## What is being asked
Reproduce all the entries exactly and keep the pictures out.

Extracted records
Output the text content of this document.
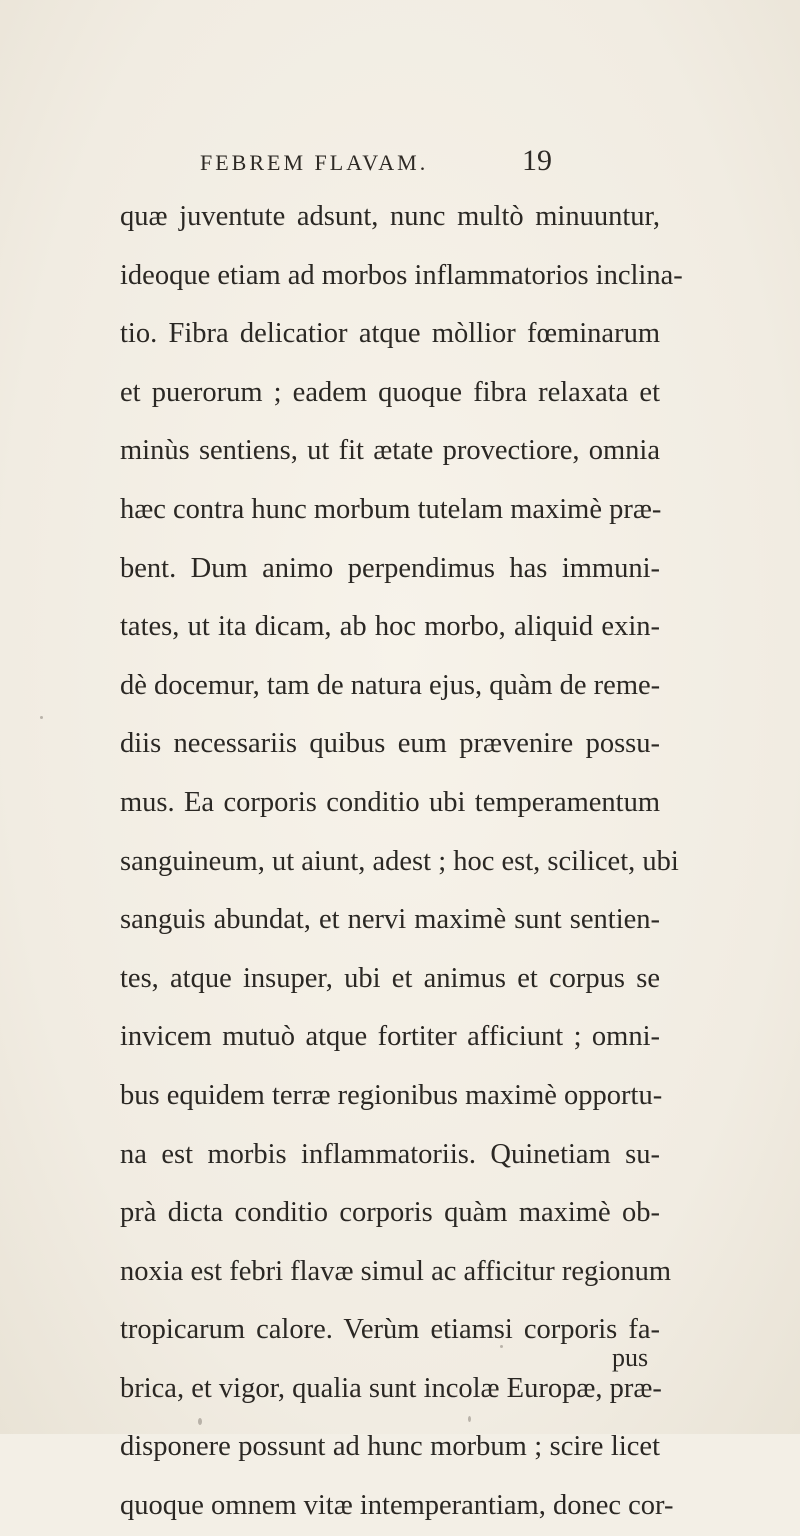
FEBREM FLAVAM.	19
quæ juventute adsunt, nunc multò minuuntur,
ideoque etiam ad morbos inflammatorios inclina-
tio. Fibra delicatior atque mòllior fœminarum
et puerorum ; eadem quoque fibra relaxata et
minùs sentiens, ut fit ætate provectiore, omnia
hæc contra hunc morbum tutelam maximè præ-
bent. Dum animo perpendimus has immuni-
tates, ut ita dicam, ab hoc morbo, aliquid exin-
dè docemur, tam de natura ejus, quàm de reme-
diis necessariis quibus eum prævenire possu-
mus. Ea corporis conditio ubi temperamentum
sanguineum, ut aiunt, adest ; hoc est, scilicet, ubi
sanguis abundat, et nervi maximè sunt sentien-
tes, atque insuper, ubi et animus et corpus se
invicem mutuò atque fortiter afficiunt ; omni-
bus equidem terræ regionibus maximè opportu-
na est morbis inflammatoriis. Quinetiam su-
prà dicta conditio corporis quàm maximè ob-
noxia est febri flavæ simul ac afficitur regionum
tropicarum calore. Verùm etiamsi corporis fa-
brica, et vigor, qualia sunt incolæ Europæ, præ-
disponere possunt ad hunc morbum ; scire licet
quoque omnem vitæ intemperantiam, donec cor-
pus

## Output below
Output the text content of this document.
FEBREM FLAVAM.	19
quæ juventute adsunt, nunc multò minuuntur,
ideoque etiam ad morbos inflammatorios inclina-
tio. Fibra delicatior atque mòllior fœminarum
et puerorum ; eadem quoque fibra relaxata et
minùs sentiens, ut fit ætate provectiore, omnia
hæc contra hunc morbum tutelam maximè præ-
bent. Dum animo perpendimus has immuni-
tates, ut ita dicam, ab hoc morbo, aliquid exin-
dè docemur, tam de natura ejus, quàm de reme-
diis necessariis quibus eum prævenire possu-
mus. Ea corporis conditio ubi temperamentum
sanguineum, ut aiunt, adest ; hoc est, scilicet, ubi
sanguis abundat, et nervi maximè sunt sentien-
tes, atque insuper, ubi et animus et corpus se
invicem mutuò atque fortiter afficiunt ; omni-
bus equidem terræ regionibus maximè opportu-
na est morbis inflammatoriis. Quinetiam su-
prà dicta conditio corporis quàm maximè ob-
noxia est febri flavæ simul ac afficitur regionum
tropicarum calore. Verùm etiamsi corporis fa-
brica, et vigor, qualia sunt incolæ Europæ, præ-
disponere possunt ad hunc morbum ; scire licet
quoque omnem vitæ intemperantiam, donec cor-
pus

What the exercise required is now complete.